◆ Data supplied:
--

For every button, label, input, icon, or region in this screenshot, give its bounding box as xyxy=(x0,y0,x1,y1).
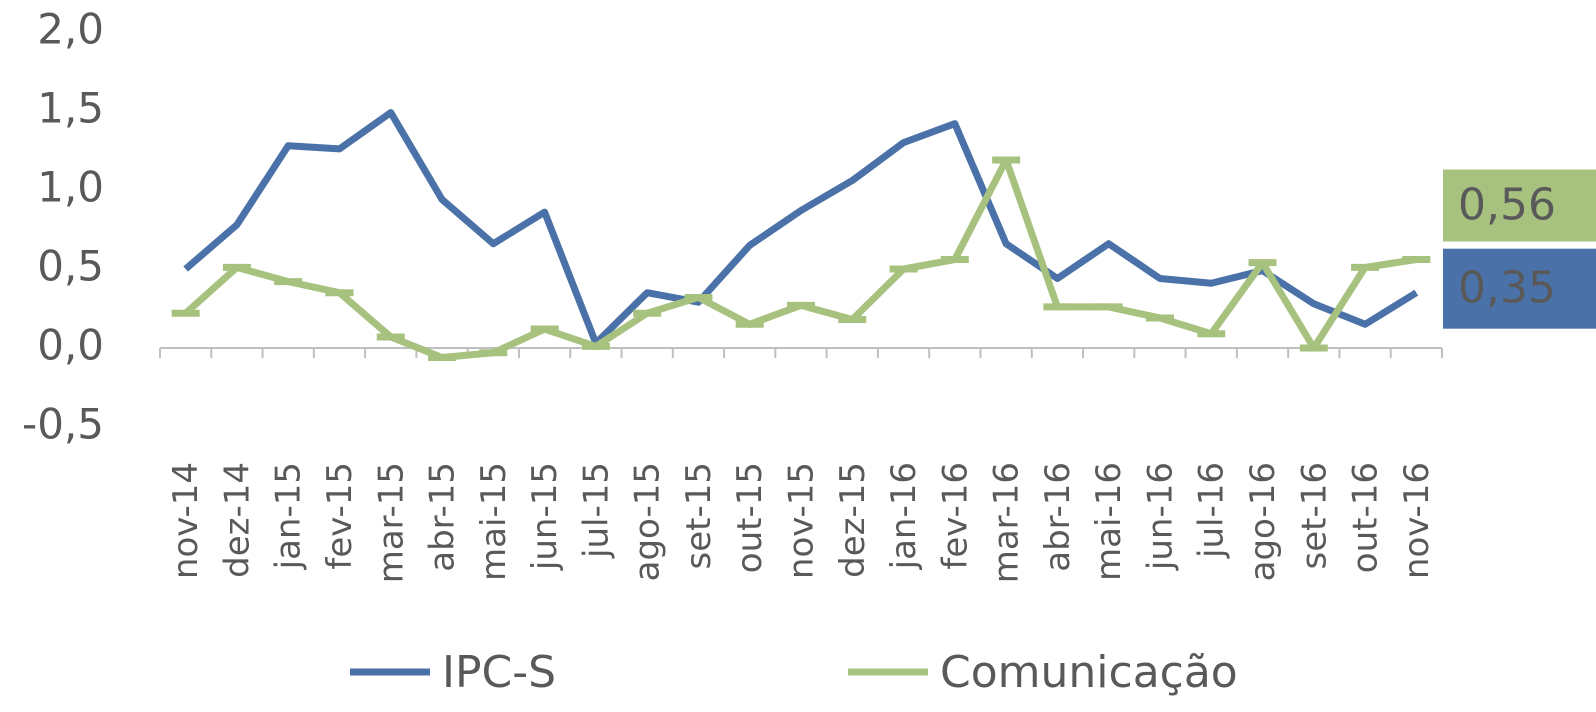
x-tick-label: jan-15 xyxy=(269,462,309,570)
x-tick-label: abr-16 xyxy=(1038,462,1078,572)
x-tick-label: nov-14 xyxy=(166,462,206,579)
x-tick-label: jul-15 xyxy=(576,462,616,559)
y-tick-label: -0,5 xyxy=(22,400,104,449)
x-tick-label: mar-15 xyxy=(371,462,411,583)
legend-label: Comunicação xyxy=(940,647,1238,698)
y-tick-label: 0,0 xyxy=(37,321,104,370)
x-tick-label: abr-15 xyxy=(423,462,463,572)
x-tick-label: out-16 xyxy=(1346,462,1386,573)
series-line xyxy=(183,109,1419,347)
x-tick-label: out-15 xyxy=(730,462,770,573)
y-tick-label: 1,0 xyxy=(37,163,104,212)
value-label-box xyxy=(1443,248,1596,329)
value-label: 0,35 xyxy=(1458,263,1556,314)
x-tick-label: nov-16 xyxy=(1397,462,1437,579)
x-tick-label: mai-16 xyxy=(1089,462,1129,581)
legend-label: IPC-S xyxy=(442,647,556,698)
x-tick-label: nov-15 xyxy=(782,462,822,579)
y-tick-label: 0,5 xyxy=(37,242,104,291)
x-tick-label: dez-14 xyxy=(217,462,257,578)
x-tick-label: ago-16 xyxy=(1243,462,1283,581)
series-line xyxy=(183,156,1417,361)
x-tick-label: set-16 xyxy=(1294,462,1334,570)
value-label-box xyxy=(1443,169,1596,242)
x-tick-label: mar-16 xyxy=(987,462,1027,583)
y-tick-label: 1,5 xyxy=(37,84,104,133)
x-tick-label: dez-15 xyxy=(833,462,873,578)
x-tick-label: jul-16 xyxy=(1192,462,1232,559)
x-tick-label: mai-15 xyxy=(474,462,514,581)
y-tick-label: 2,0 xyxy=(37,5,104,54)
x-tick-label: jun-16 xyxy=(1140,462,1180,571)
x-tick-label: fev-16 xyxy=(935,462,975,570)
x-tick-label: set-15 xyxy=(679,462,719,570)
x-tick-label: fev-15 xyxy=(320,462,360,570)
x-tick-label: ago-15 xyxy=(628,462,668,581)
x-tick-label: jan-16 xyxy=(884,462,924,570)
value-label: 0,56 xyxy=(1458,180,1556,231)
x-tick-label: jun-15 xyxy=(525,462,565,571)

--

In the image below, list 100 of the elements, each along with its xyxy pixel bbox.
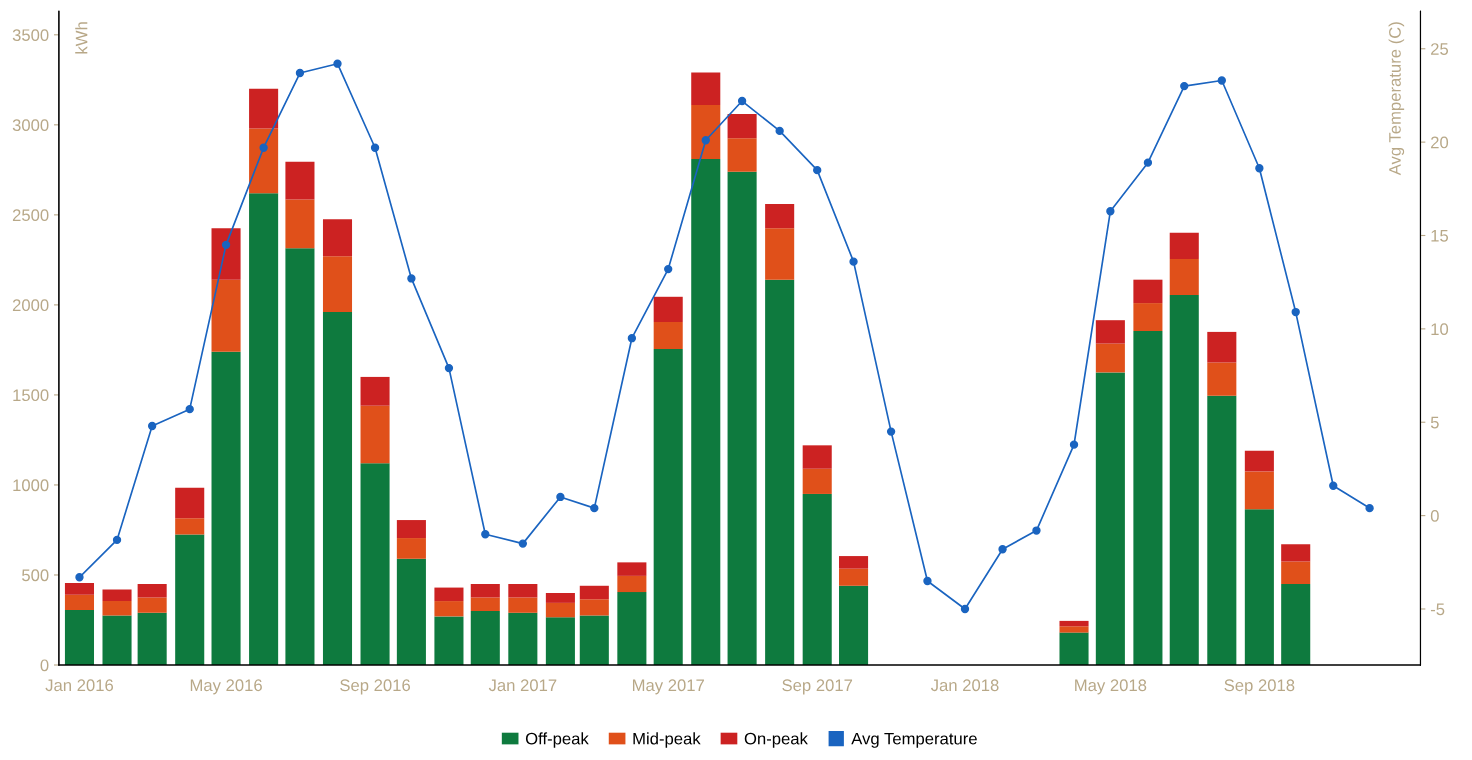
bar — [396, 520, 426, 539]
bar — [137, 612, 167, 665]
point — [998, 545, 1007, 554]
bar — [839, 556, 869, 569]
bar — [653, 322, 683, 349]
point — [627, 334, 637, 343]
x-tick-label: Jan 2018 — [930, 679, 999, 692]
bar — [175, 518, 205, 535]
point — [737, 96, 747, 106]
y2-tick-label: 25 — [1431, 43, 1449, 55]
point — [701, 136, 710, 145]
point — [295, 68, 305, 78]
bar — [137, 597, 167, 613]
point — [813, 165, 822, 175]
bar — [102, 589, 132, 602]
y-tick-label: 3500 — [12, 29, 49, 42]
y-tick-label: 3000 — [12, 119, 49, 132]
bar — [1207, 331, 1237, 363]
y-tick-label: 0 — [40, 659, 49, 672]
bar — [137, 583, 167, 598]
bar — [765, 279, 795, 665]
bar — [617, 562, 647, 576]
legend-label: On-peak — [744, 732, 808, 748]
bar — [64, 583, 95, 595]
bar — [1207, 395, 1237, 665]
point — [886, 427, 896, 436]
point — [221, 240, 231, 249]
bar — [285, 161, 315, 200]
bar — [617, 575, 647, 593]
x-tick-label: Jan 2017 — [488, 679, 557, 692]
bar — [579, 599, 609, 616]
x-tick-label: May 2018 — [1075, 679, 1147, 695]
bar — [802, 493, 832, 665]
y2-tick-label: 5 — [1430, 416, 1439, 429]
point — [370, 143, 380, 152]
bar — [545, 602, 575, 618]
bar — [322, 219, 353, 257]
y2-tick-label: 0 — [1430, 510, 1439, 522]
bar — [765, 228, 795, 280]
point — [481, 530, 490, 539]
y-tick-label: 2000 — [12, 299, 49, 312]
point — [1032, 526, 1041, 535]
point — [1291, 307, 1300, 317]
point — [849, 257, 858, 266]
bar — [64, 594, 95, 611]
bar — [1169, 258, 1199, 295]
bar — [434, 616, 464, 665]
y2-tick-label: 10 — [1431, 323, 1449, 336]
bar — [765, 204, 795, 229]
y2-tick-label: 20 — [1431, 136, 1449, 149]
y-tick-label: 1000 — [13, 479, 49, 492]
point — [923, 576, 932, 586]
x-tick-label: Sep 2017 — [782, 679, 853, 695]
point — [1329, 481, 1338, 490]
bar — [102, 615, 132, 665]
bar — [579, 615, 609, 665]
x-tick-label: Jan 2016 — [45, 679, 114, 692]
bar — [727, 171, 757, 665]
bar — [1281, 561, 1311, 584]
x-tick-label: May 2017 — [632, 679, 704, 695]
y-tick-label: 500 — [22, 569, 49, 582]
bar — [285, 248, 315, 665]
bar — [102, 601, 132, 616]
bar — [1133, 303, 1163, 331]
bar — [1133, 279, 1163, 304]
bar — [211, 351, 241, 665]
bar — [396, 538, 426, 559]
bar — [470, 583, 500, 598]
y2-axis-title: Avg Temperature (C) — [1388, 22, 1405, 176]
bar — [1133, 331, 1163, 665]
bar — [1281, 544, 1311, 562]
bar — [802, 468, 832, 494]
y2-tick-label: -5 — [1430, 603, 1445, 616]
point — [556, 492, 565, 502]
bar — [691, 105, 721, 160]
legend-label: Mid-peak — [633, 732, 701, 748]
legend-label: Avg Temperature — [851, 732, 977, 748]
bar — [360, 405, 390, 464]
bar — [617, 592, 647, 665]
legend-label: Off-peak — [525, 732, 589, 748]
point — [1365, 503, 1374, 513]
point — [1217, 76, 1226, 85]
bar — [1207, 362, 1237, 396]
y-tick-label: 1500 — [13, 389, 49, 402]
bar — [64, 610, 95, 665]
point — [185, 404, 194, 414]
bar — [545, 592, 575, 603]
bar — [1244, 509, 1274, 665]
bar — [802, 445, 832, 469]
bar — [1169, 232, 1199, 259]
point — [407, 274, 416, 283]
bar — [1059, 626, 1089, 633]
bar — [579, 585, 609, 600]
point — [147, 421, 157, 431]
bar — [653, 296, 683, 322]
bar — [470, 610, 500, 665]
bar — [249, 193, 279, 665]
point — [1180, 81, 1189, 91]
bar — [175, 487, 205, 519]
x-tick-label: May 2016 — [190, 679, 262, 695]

--

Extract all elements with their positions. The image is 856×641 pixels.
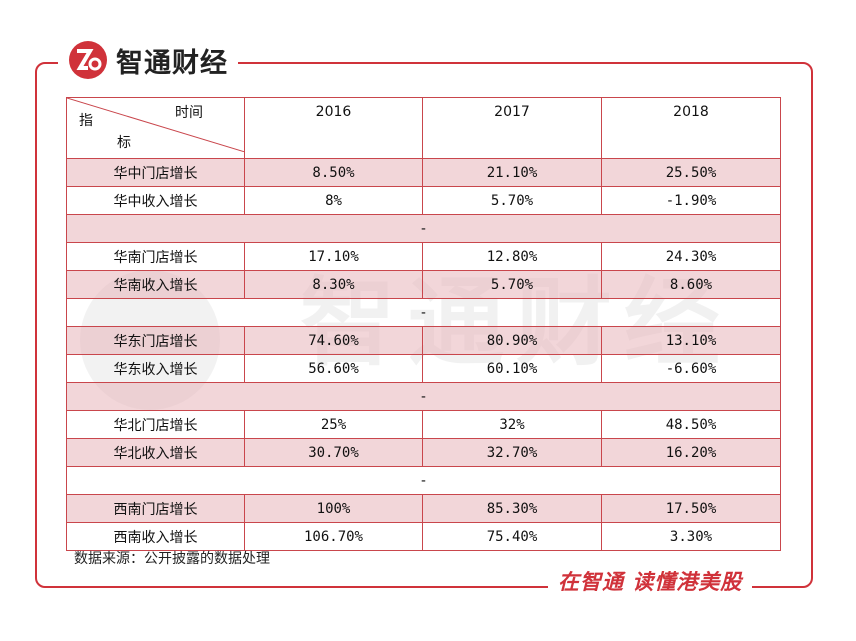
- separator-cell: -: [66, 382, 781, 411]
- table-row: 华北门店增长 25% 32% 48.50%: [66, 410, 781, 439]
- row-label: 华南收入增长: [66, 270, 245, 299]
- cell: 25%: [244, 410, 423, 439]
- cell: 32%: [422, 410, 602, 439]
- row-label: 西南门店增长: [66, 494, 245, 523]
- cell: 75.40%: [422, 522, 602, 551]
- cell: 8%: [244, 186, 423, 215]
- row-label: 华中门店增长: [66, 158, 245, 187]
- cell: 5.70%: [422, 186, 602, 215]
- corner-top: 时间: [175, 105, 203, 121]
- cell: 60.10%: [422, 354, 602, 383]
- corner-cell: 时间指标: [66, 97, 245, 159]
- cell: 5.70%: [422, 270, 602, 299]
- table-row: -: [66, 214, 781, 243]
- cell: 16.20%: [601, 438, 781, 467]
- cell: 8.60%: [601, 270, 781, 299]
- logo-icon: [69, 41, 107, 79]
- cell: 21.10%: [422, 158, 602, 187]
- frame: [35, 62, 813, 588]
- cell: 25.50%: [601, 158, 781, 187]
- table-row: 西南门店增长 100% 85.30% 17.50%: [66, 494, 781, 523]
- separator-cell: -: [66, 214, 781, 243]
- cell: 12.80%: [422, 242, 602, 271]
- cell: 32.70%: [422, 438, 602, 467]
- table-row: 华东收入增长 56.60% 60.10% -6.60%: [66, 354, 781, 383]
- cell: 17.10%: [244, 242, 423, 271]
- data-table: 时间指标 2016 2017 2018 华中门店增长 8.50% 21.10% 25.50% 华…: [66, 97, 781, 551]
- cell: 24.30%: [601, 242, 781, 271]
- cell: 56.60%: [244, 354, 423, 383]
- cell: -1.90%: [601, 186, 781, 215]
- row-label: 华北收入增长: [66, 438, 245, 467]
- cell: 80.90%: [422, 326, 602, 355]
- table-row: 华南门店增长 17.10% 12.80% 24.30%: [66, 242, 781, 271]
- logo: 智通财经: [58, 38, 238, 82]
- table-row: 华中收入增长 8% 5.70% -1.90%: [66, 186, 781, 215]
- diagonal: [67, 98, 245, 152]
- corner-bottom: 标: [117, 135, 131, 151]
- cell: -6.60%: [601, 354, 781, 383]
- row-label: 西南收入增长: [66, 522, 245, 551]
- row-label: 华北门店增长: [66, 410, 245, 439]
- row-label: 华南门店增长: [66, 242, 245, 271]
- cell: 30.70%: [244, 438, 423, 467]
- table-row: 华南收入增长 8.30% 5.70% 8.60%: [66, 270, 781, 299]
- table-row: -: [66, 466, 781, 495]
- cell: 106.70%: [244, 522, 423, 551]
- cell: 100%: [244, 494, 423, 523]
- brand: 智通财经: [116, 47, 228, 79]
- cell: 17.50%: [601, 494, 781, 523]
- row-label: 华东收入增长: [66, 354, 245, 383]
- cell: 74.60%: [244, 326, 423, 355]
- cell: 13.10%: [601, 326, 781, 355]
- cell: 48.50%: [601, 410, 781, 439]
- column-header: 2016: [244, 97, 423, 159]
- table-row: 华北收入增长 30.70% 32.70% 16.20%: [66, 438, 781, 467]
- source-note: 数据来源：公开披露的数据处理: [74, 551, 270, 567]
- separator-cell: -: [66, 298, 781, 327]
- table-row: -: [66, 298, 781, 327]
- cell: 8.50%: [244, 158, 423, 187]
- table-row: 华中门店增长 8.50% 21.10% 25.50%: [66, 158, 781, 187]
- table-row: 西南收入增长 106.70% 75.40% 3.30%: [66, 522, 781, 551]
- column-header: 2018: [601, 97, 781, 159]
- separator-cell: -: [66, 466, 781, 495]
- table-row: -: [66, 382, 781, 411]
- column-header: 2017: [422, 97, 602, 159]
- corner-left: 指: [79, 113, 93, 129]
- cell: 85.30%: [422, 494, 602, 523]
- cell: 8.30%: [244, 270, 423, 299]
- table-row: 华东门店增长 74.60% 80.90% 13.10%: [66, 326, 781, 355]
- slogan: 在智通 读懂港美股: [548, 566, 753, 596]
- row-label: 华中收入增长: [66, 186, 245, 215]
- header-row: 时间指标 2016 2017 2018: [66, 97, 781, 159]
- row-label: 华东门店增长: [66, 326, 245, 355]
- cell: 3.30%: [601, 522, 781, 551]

--

◆ Exercise: Rewrite the data from the line holding "x-tick-label: jan-15 xyxy=(269,462,309,570)" through the line holding "x-tick-label: jul-16 xyxy=(1192,462,1232,559)", inclusive, replacing "series-line" with "trend-line" and leaving everything else unchanged. Return only those lines.

◆ The output:
x-tick-label: jan-15 xyxy=(269,462,309,570)
x-tick-label: abr-16 xyxy=(1038,462,1078,572)
x-tick-label: nov-14 xyxy=(166,462,206,579)
x-tick-label: jul-15 xyxy=(576,462,616,559)
y-tick-label: -0,5 xyxy=(22,400,104,449)
x-tick-label: mar-15 xyxy=(371,462,411,583)
legend-label: Comunicação xyxy=(940,647,1238,698)
y-tick-label: 0,0 xyxy=(37,321,104,370)
x-tick-label: abr-15 xyxy=(423,462,463,572)
x-tick-label: out-16 xyxy=(1346,462,1386,573)
trend-line xyxy=(183,109,1419,347)
x-tick-label: out-15 xyxy=(730,462,770,573)
y-tick-label: 1,0 xyxy=(37,163,104,212)
value-label-box xyxy=(1443,248,1596,329)
value-label: 0,35 xyxy=(1458,263,1556,314)
x-tick-label: nov-16 xyxy=(1397,462,1437,579)
x-tick-label: mai-16 xyxy=(1089,462,1129,581)
legend-label: IPC-S xyxy=(442,647,556,698)
x-tick-label: nov-15 xyxy=(782,462,822,579)
y-tick-label: 0,5 xyxy=(37,242,104,291)
x-tick-label: dez-14 xyxy=(217,462,257,578)
x-tick-label: ago-16 xyxy=(1243,462,1283,581)
trend-line xyxy=(183,156,1417,361)
x-tick-label: set-16 xyxy=(1294,462,1334,570)
value-label-box xyxy=(1443,169,1596,242)
x-tick-label: mar-16 xyxy=(987,462,1027,583)
y-tick-label: 1,5 xyxy=(37,84,104,133)
x-tick-label: dez-15 xyxy=(833,462,873,578)
x-tick-label: jul-16 xyxy=(1192,462,1232,559)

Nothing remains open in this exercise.